» Your instructions
Would you extract the whole listing below and retype it exactly?

» Provided material
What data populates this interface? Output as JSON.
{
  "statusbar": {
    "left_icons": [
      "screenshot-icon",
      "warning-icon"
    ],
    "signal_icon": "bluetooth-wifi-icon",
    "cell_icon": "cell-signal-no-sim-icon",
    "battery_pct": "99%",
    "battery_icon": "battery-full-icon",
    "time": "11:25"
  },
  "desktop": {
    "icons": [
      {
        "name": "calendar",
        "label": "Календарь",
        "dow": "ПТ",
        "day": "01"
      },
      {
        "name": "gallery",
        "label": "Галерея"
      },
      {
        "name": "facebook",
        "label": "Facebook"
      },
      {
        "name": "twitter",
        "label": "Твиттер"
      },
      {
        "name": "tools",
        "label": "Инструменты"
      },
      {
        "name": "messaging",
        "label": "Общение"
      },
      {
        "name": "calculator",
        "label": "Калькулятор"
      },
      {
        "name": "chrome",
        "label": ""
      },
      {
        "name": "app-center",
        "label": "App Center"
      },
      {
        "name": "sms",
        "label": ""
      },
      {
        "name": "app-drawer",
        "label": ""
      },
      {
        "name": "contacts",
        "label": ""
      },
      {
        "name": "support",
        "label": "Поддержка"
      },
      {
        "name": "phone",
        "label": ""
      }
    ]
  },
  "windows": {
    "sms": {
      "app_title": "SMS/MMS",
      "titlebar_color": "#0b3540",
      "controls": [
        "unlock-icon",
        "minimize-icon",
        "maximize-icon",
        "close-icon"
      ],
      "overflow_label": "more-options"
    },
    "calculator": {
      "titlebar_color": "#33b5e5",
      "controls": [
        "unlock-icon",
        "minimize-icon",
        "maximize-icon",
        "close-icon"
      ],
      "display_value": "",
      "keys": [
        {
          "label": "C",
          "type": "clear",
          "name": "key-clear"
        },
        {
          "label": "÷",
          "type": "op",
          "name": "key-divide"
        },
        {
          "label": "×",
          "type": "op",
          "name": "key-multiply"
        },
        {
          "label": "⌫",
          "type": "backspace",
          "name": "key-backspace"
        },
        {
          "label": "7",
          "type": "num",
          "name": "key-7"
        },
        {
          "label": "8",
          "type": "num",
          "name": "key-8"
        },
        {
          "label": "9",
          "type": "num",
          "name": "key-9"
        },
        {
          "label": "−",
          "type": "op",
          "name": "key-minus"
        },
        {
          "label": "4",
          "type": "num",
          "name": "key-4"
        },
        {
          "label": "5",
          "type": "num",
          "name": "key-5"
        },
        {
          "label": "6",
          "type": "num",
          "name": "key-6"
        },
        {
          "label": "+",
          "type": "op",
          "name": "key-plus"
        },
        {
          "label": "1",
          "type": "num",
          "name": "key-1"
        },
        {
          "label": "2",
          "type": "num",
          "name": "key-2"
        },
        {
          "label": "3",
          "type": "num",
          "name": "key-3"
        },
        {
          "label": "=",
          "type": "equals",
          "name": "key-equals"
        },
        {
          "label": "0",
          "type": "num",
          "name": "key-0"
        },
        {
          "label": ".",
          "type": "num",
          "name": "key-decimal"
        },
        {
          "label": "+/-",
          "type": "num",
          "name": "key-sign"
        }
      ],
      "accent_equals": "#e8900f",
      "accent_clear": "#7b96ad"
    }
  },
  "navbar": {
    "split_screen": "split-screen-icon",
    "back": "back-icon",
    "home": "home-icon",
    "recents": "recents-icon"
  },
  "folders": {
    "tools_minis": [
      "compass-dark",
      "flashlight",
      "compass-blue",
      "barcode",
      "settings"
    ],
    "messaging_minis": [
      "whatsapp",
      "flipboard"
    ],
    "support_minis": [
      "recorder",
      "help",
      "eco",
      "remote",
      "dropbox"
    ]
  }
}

» Written solution
What data populates this interface? Output as JSON.
{
  "statusbar": {
    "left_icons": [
      "screenshot-icon",
      "warning-icon"
    ],
    "signal_icon": "bluetooth-wifi-icon",
    "cell_icon": "cell-signal-no-sim-icon",
    "battery_pct": "99%",
    "battery_icon": "battery-full-icon",
    "time": "11:25"
  },
  "desktop": {
    "icons": [
      {
        "name": "calendar",
        "label": "Календарь",
        "dow": "ПТ",
        "day": "01"
      },
      {
        "name": "gallery",
        "label": "Галерея"
      },
      {
        "name": "facebook",
        "label": "Facebook"
      },
      {
        "name": "twitter",
        "label": "Твиттер"
      },
      {
        "name": "tools",
        "label": "Инструменты"
      },
      {
        "name": "messaging",
        "label": "Общение"
      },
      {
        "name": "calculator",
        "label": "Калькулятор"
      },
      {
        "name": "chrome",
        "label": ""
      },
      {
        "name": "app-center",
        "label": "App Center"
      },
      {
        "name": "sms",
        "label": ""
      },
      {
        "name": "app-drawer",
        "label": ""
      },
      {
        "name": "contacts",
        "label": ""
      },
      {
        "name": "support",
        "label": "Поддержка"
      },
      {
        "name": "phone",
        "label": ""
      }
    ]
  },
  "windows": {
    "sms": {
      "app_title": "SMS/MMS",
      "titlebar_color": "#0b3540",
      "controls": [
        "unlock-icon",
        "minimize-icon",
        "maximize-icon",
        "close-icon"
      ],
      "overflow_label": "more-options"
    },
    "calculator": {
      "titlebar_color": "#33b5e5",
      "controls": [
        "unlock-icon",
        "minimize-icon",
        "maximize-icon",
        "close-icon"
      ],
      "display_value": "",
      "keys": [
        {
          "label": "C",
          "type": "clear",
          "name": "key-clear"
        },
        {
          "label": "÷",
          "type": "op",
          "name": "key-divide"
        },
        {
          "label": "×",
          "type": "op",
          "name": "key-multiply"
        },
        {
          "label": "⌫",
          "type": "backspace",
          "name": "key-backspace"
        },
        {
          "label": "7",
          "type": "num",
          "name": "key-7"
        },
        {
          "label": "8",
          "type": "num",
          "name": "key-8"
        },
        {
          "label": "9",
          "type": "num",
          "name": "key-9"
        },
        {
          "label": "−",
          "type": "op",
          "name": "key-minus"
        },
        {
          "label": "4",
          "type": "num",
          "name": "key-4"
        },
        {
          "label": "5",
          "type": "num",
          "name": "key-5"
        },
        {
          "label": "6",
          "type": "num",
          "name": "key-6"
        },
        {
          "label": "+",
          "type": "op",
          "name": "key-plus"
        },
        {
          "label": "1",
          "type": "num",
          "name": "key-1"
        },
        {
          "label": "2",
          "type": "num",
          "name": "key-2"
        },
        {
          "label": "3",
          "type": "num",
          "name": "key-3"
        },
        {
          "label": "=",
          "type": "equals",
          "name": "key-equals"
        },
        {
          "label": "0",
          "type": "num",
          "name": "key-0"
        },
        {
          "label": ".",
          "type": "num",
          "name": "key-decimal"
        },
        {
          "label": "+/-",
          "type": "num",
          "name": "key-sign"
        }
      ],
      "accent_equals": "#e8900f",
      "accent_clear": "#7b96ad"
    }
  },
  "navbar": {
    "split_screen": "split-screen-icon",
    "back": "back-icon",
    "home": "home-icon",
    "recents": "recents-icon"
  },
  "folders": {
    "tools_minis": [
      "compass-dark",
      "flashlight",
      "compass-blue",
      "barcode",
      "settings"
    ],
    "messaging_minis": [
      "whatsapp",
      "flipboard"
    ],
    "support_minis": [
      "recorder",
      "help",
      "eco",
      "remote",
      "dropbox"
    ]
  }
}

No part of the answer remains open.